• **Task brief**:
Leave out the pictures and reproduce all of the data exactly.

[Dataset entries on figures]
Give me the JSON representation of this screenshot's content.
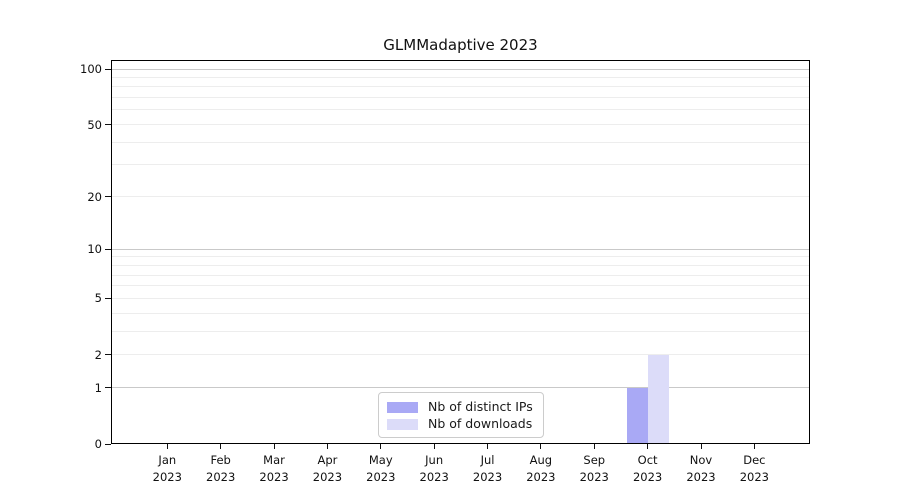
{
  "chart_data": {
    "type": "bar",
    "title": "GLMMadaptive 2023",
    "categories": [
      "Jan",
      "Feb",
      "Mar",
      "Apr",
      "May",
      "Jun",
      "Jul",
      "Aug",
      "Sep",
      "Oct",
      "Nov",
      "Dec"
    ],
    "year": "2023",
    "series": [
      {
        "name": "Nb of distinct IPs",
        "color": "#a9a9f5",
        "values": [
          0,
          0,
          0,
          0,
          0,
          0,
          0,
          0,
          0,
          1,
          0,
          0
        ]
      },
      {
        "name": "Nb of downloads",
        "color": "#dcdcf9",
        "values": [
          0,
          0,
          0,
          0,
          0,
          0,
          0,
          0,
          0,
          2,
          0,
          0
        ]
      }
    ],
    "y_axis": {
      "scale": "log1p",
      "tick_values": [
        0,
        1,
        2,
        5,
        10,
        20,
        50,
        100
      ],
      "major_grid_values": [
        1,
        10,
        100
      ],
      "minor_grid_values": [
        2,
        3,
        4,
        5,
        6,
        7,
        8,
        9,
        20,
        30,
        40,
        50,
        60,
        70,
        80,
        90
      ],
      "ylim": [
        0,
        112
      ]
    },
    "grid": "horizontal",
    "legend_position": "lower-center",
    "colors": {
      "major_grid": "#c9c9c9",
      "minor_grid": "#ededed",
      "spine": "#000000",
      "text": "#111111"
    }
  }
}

• **Solution**:
Give me the JSON representation of this screenshot's content.
{
  "chart_data": {
    "type": "bar",
    "title": "GLMMadaptive 2023",
    "categories": [
      "Jan",
      "Feb",
      "Mar",
      "Apr",
      "May",
      "Jun",
      "Jul",
      "Aug",
      "Sep",
      "Oct",
      "Nov",
      "Dec"
    ],
    "year": "2023",
    "series": [
      {
        "name": "Nb of distinct IPs",
        "color": "#a9a9f5",
        "values": [
          0,
          0,
          0,
          0,
          0,
          0,
          0,
          0,
          0,
          1,
          0,
          0
        ]
      },
      {
        "name": "Nb of downloads",
        "color": "#dcdcf9",
        "values": [
          0,
          0,
          0,
          0,
          0,
          0,
          0,
          0,
          0,
          2,
          0,
          0
        ]
      }
    ],
    "y_axis": {
      "scale": "log1p",
      "tick_values": [
        0,
        1,
        2,
        5,
        10,
        20,
        50,
        100
      ],
      "major_grid_values": [
        1,
        10,
        100
      ],
      "minor_grid_values": [
        2,
        3,
        4,
        5,
        6,
        7,
        8,
        9,
        20,
        30,
        40,
        50,
        60,
        70,
        80,
        90
      ],
      "ylim": [
        0,
        112
      ]
    },
    "grid": "horizontal",
    "legend_position": "lower-center",
    "colors": {
      "major_grid": "#c9c9c9",
      "minor_grid": "#ededed",
      "spine": "#000000",
      "text": "#111111"
    }
  }
}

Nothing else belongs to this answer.